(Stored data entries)
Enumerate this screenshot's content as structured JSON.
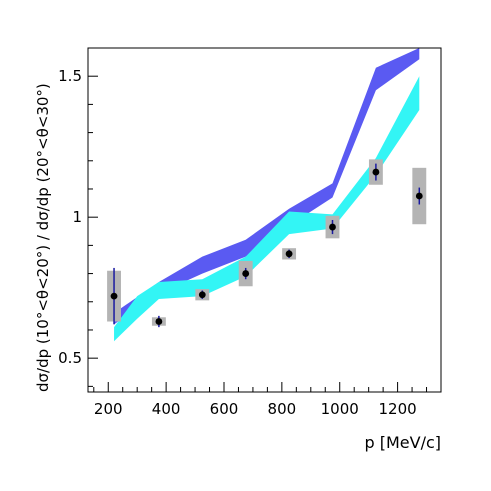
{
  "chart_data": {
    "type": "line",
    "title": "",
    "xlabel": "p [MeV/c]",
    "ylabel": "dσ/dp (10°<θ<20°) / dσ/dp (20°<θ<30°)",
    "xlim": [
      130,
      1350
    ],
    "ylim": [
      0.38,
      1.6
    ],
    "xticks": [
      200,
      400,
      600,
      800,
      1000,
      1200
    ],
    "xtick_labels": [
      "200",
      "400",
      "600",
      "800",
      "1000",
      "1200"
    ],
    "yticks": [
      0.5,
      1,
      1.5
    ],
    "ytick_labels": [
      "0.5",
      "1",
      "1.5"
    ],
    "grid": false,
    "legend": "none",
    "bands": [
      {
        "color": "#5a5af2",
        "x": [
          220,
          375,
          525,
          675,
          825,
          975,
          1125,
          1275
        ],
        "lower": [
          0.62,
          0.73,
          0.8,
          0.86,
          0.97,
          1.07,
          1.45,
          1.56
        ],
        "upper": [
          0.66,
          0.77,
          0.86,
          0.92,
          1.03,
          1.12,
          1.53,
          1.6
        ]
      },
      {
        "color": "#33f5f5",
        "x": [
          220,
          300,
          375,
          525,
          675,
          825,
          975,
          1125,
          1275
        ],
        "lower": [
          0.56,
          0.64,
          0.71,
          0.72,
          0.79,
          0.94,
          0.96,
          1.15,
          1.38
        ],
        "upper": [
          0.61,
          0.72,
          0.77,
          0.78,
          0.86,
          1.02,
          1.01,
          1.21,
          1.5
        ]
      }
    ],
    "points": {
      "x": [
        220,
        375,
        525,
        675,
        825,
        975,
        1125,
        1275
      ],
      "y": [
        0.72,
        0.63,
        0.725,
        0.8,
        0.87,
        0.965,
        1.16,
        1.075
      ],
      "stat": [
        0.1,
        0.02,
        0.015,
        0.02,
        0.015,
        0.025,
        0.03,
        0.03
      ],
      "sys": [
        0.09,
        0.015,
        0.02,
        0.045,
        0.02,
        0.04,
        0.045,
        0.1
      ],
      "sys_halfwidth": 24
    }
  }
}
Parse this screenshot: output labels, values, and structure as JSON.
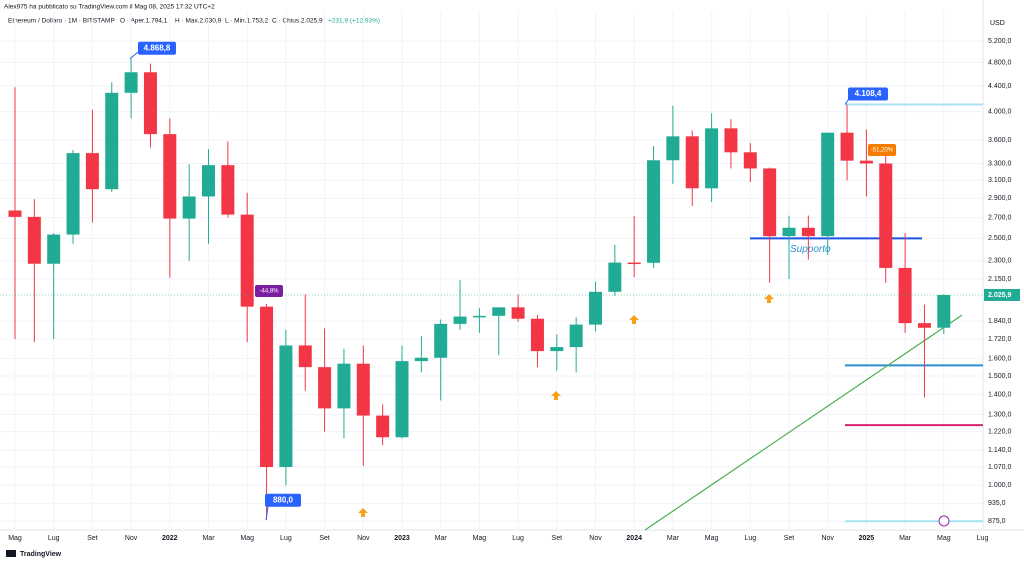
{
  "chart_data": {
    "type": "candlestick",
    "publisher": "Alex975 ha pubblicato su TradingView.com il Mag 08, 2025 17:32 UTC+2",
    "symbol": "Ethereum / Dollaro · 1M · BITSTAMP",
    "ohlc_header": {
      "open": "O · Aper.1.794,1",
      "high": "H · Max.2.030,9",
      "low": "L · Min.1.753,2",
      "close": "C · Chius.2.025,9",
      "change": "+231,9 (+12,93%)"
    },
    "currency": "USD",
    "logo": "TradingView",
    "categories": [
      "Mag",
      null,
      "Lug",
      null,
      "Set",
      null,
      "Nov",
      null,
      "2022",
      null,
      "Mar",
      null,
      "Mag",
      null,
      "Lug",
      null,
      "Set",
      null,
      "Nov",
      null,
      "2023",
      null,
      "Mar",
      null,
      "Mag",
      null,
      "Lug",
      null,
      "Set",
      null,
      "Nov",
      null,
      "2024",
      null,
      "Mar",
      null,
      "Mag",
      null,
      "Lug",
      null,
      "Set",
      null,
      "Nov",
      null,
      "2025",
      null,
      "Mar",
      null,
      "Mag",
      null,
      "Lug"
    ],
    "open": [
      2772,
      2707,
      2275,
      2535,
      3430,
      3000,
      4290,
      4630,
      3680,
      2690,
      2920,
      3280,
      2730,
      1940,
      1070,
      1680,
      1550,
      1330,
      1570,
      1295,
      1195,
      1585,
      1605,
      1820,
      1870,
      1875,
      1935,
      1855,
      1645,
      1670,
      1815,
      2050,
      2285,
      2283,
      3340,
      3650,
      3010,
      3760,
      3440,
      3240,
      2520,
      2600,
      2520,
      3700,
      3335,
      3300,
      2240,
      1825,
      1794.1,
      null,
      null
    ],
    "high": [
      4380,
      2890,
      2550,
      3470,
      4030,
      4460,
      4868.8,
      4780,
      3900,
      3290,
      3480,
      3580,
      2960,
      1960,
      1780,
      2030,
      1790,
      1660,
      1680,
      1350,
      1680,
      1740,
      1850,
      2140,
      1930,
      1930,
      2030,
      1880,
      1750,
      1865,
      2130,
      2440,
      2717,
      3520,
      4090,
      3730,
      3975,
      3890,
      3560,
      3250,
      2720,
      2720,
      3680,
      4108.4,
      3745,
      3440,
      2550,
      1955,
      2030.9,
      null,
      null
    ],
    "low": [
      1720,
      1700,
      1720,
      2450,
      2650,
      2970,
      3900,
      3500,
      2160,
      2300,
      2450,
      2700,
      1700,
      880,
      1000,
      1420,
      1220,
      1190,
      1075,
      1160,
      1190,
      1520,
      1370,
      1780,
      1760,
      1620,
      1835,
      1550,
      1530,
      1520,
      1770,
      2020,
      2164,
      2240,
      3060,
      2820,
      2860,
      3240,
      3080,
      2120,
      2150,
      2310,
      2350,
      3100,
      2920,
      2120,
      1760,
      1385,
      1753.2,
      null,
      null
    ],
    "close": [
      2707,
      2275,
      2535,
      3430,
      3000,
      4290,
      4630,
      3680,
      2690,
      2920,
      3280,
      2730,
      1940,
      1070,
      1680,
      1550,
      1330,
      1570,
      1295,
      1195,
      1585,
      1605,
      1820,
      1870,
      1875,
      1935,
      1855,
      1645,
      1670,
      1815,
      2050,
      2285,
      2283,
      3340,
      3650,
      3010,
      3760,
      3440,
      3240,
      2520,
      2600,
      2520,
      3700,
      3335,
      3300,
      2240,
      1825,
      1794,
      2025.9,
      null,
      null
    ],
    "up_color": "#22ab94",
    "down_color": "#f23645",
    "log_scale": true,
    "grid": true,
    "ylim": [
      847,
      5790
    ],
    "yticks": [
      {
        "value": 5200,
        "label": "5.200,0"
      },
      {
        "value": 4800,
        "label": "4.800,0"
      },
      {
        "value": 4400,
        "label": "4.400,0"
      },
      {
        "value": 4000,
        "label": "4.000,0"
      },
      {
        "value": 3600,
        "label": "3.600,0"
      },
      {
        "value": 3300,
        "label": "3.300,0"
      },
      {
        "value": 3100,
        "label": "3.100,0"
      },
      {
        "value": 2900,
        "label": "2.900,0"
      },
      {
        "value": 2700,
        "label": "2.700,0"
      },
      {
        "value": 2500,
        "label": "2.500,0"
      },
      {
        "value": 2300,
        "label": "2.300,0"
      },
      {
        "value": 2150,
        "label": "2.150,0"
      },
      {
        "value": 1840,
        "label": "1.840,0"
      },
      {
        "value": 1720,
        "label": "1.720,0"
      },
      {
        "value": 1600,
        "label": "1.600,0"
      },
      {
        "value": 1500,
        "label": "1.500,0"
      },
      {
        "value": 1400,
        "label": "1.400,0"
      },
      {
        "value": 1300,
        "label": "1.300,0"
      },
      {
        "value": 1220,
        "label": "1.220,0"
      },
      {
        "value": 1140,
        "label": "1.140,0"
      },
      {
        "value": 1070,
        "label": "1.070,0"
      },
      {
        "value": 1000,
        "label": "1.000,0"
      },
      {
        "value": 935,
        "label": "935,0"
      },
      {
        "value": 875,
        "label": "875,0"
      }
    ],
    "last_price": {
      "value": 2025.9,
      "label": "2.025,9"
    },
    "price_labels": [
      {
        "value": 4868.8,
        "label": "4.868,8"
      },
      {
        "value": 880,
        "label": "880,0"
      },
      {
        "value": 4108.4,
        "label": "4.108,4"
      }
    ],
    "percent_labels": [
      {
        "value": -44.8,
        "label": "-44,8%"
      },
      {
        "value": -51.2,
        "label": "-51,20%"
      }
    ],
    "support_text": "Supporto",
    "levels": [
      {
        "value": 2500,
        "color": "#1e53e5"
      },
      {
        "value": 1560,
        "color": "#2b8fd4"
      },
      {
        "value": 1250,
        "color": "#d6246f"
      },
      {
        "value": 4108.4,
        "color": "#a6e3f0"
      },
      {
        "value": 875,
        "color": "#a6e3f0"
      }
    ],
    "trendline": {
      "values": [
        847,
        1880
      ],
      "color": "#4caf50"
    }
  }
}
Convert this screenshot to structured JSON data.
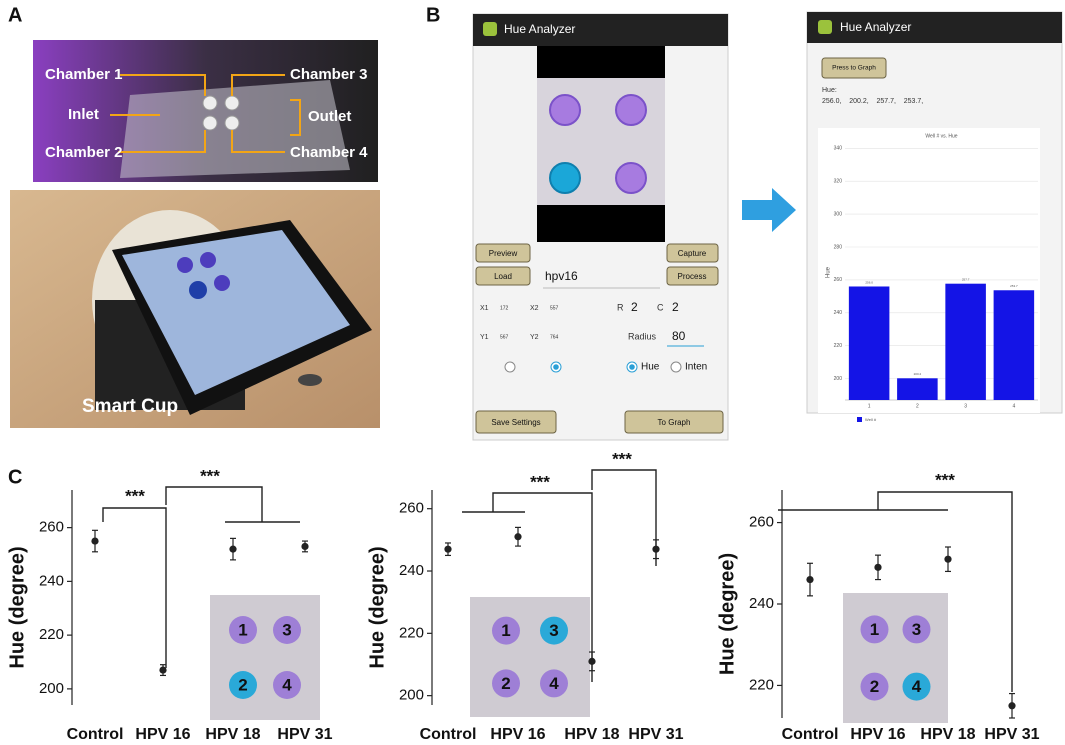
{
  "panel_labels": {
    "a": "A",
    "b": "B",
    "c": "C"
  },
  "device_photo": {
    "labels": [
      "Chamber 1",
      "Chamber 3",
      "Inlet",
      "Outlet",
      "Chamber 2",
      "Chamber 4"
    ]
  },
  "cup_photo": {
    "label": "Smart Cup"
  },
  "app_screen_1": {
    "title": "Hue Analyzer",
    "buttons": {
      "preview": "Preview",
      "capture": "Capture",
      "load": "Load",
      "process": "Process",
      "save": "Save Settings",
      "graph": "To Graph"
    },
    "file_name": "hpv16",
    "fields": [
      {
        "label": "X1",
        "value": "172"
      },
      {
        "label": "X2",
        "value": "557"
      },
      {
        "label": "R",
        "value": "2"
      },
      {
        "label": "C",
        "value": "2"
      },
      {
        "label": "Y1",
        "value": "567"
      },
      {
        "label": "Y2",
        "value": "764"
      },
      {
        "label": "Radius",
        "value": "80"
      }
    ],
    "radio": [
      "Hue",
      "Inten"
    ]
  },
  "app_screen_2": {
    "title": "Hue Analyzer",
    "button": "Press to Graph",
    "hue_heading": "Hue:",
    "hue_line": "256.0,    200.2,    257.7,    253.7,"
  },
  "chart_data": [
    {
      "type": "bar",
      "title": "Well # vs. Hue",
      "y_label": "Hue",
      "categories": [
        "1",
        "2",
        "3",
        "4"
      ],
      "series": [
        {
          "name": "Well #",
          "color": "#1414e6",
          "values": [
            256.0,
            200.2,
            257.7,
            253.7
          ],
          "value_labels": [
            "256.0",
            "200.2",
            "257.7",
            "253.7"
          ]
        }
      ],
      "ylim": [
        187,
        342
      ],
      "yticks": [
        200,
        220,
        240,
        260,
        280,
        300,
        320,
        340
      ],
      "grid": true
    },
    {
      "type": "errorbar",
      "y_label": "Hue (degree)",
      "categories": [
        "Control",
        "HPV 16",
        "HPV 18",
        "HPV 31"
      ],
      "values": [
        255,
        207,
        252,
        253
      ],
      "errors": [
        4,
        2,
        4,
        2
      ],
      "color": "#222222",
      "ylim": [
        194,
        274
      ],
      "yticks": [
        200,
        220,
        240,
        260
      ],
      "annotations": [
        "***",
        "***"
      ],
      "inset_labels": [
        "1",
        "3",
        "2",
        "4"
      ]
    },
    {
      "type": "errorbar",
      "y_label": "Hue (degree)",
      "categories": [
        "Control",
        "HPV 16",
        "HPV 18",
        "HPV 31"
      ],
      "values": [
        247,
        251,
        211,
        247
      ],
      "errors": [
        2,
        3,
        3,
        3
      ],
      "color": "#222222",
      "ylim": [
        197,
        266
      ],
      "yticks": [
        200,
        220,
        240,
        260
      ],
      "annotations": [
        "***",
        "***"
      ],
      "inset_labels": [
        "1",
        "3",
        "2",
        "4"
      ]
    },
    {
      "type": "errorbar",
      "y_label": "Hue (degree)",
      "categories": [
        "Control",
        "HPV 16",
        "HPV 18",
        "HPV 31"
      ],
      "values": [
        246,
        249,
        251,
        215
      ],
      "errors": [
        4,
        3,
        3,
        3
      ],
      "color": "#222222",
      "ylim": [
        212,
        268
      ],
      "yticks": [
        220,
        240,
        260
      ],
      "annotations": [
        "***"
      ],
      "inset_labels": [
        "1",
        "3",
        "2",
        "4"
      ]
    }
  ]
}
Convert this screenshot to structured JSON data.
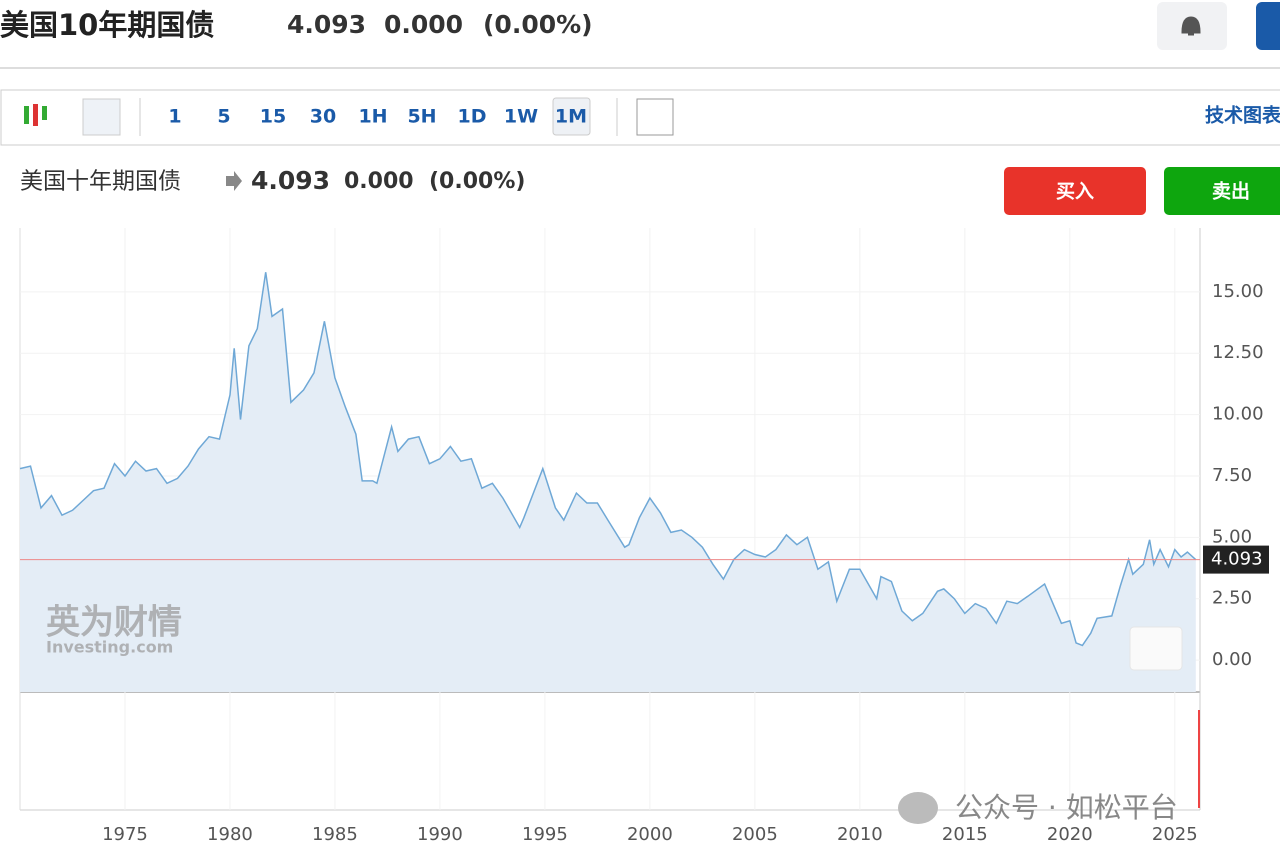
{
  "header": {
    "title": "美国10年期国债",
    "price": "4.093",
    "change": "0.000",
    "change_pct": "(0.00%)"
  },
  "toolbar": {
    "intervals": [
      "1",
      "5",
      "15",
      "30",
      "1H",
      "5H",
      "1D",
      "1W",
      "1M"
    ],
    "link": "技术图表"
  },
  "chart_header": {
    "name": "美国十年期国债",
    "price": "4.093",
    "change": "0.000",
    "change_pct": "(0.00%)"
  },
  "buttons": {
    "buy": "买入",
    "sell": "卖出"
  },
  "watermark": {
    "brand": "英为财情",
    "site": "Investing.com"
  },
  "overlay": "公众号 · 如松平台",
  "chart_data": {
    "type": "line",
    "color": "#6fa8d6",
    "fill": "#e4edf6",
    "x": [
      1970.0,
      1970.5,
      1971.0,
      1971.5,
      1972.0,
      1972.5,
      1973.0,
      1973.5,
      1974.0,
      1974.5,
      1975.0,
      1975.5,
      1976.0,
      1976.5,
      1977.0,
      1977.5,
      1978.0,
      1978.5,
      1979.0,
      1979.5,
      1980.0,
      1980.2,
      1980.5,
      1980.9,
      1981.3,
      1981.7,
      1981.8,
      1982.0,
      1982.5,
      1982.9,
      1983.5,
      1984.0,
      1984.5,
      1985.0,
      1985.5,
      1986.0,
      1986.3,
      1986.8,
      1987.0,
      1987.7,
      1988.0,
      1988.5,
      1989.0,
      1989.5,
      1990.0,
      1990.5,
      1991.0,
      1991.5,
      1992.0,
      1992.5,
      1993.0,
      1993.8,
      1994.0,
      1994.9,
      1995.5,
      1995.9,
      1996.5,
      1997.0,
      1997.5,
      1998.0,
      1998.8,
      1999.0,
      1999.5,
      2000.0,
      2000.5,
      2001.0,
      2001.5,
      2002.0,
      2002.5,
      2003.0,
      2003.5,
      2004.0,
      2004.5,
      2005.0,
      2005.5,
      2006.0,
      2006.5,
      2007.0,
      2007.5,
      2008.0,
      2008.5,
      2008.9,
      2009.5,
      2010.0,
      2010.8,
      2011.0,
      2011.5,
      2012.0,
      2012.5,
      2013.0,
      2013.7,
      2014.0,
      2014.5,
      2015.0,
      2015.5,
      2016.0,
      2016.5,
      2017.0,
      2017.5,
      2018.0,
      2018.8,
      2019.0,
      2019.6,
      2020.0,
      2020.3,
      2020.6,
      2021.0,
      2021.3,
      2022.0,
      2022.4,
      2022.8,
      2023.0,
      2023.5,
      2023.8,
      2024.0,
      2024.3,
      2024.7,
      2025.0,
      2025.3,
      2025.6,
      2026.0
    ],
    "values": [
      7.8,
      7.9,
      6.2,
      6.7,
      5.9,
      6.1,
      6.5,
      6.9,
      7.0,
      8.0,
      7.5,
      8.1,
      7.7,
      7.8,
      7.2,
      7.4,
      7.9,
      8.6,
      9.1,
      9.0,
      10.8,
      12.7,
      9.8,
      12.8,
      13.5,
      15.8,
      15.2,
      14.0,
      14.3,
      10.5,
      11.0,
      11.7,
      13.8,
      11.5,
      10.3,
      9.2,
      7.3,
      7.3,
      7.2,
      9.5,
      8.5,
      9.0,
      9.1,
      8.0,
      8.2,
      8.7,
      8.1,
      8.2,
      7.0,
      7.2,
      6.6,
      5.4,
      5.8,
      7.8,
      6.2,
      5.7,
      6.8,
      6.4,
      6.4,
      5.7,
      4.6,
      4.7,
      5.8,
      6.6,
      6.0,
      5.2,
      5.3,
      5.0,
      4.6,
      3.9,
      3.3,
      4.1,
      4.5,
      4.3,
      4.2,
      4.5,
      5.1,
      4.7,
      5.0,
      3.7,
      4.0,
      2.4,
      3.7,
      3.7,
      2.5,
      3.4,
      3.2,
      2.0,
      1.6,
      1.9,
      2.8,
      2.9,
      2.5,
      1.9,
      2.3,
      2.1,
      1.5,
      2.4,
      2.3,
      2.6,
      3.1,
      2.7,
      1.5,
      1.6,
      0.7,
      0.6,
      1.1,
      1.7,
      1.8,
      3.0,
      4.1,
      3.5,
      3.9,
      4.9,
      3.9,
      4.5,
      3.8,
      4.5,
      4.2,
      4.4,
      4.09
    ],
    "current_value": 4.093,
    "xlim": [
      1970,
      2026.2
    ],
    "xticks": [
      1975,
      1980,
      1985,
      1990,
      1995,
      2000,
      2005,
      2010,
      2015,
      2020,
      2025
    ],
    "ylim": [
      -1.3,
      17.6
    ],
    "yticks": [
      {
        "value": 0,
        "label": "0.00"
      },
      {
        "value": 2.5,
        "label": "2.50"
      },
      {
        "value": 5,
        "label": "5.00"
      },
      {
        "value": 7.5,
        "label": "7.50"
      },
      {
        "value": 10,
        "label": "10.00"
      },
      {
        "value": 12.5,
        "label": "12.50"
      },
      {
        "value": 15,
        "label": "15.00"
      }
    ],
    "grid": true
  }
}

**Work to be completed:**
The records are above. How many lines in them contain the word "title"? Give the number alone.

**Written response:**
5